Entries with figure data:
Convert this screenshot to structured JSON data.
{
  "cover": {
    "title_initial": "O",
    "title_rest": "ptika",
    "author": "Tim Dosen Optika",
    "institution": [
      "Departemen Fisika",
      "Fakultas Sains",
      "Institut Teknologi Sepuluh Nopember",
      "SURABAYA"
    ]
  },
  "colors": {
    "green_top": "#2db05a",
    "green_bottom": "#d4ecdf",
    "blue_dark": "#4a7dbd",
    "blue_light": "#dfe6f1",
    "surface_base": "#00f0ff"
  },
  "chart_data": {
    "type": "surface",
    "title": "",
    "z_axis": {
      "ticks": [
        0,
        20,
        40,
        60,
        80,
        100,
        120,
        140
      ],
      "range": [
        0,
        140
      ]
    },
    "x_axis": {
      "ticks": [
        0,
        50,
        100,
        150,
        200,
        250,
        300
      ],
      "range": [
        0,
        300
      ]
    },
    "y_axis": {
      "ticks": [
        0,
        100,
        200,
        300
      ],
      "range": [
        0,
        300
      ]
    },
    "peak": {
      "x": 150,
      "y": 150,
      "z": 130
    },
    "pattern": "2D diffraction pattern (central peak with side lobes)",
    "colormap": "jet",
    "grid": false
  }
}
...
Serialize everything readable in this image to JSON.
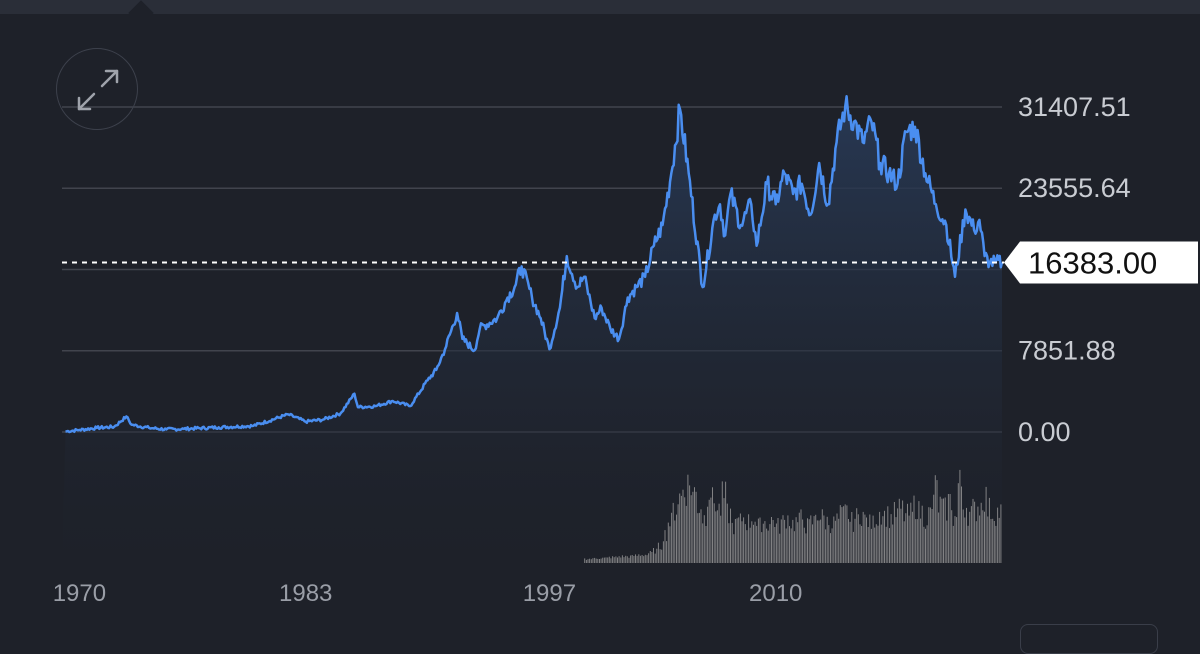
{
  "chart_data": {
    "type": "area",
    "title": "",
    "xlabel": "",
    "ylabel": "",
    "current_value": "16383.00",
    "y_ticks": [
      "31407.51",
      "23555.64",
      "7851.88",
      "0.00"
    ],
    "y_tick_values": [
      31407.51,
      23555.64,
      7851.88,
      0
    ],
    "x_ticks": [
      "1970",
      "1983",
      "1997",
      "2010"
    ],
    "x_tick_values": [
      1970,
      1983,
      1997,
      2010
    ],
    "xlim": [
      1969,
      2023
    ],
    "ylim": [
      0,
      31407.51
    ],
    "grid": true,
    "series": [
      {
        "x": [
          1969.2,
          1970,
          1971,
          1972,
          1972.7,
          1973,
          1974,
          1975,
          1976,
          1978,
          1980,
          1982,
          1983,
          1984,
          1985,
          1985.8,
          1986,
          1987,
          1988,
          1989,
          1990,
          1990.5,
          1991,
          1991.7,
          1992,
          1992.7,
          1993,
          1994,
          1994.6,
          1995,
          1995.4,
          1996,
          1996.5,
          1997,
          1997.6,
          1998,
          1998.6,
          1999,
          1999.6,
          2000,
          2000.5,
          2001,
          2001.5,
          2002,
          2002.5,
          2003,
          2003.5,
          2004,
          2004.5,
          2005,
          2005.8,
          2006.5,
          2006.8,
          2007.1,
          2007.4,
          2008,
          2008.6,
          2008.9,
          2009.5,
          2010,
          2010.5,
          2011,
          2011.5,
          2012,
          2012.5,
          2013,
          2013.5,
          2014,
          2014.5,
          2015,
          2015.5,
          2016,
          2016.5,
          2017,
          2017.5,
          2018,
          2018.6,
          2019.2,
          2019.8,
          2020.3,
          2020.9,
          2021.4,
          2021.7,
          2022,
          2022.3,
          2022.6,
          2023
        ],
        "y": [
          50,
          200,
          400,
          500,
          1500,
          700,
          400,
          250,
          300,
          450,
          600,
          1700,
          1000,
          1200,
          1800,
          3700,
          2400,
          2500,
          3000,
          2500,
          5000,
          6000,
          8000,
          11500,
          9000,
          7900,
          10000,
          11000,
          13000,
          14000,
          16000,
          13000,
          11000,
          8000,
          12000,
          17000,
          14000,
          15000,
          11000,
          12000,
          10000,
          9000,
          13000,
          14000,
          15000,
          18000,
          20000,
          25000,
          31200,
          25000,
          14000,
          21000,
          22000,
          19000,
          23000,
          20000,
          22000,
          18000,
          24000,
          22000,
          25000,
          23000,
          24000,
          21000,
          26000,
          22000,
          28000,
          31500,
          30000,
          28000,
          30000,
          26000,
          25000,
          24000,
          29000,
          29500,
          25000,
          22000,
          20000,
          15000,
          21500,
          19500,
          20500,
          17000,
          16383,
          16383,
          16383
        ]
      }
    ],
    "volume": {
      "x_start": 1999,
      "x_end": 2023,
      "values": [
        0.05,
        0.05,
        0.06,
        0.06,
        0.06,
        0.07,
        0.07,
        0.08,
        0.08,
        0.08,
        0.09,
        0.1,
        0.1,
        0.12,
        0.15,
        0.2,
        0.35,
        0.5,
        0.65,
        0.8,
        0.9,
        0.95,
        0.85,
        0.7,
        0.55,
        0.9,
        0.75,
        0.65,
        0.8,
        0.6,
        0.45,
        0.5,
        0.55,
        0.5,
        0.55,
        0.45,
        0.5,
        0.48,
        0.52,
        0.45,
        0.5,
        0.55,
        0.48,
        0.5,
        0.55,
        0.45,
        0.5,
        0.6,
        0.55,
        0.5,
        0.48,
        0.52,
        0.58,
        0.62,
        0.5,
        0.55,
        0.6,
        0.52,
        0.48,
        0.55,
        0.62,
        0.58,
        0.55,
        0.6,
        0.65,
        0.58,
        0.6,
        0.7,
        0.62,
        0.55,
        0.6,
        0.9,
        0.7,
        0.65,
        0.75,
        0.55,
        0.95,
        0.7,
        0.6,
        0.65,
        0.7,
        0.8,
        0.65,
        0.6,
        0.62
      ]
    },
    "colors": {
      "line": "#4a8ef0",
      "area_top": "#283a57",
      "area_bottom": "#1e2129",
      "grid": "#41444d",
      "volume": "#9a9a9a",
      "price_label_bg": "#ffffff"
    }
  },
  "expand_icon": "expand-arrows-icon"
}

## [SHORT EXERCISE]
Filter the listing above by the word "this"; copy each line that passes.

## [OUTPUT BELOW]
Convert this screenshot to structured JSON data.
Serialize everything readable in this image to JSON.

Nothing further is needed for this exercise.